Exercise:
Search the listing below for "seperti". Copy each matching line.

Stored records
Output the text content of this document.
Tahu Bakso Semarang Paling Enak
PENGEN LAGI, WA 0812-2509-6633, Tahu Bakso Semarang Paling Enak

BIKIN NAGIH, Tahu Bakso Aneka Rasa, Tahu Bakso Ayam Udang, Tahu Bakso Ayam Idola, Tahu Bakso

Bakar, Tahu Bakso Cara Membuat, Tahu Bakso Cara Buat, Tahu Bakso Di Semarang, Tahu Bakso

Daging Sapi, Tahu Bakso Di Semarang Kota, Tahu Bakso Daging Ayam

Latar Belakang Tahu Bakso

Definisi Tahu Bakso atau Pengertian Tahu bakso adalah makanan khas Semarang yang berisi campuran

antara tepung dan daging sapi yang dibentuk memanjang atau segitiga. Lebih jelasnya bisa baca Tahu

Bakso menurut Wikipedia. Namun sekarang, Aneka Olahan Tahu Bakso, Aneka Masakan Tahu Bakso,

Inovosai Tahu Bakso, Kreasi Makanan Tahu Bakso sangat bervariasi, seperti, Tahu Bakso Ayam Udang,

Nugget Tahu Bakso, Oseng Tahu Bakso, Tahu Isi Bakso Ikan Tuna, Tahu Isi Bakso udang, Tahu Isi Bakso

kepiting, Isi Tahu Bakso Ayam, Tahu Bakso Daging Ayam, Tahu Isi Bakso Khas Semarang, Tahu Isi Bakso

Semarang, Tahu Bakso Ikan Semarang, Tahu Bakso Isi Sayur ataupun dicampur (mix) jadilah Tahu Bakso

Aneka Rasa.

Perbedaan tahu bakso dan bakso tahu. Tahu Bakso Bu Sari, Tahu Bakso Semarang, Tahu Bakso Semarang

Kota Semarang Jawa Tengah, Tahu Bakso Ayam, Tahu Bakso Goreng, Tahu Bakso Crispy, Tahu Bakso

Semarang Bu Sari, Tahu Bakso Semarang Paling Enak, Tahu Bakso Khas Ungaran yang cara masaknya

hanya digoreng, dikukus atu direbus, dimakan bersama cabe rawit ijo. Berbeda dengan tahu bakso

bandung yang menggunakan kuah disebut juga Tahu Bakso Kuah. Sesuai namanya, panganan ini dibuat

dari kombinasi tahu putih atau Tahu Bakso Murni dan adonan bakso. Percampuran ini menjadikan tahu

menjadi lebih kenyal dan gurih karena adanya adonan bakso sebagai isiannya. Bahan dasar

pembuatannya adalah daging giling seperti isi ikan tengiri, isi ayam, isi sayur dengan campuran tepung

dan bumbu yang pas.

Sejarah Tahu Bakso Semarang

The solution:
Inovosai Tahu Bakso, Kreasi Makanan Tahu Bakso sangat bervariasi, seperti, Tahu Bakso Ayam Udang,
pembuatannya adalah daging giling seperti isi ikan tengiri, isi ayam, isi sayur dengan campuran tepung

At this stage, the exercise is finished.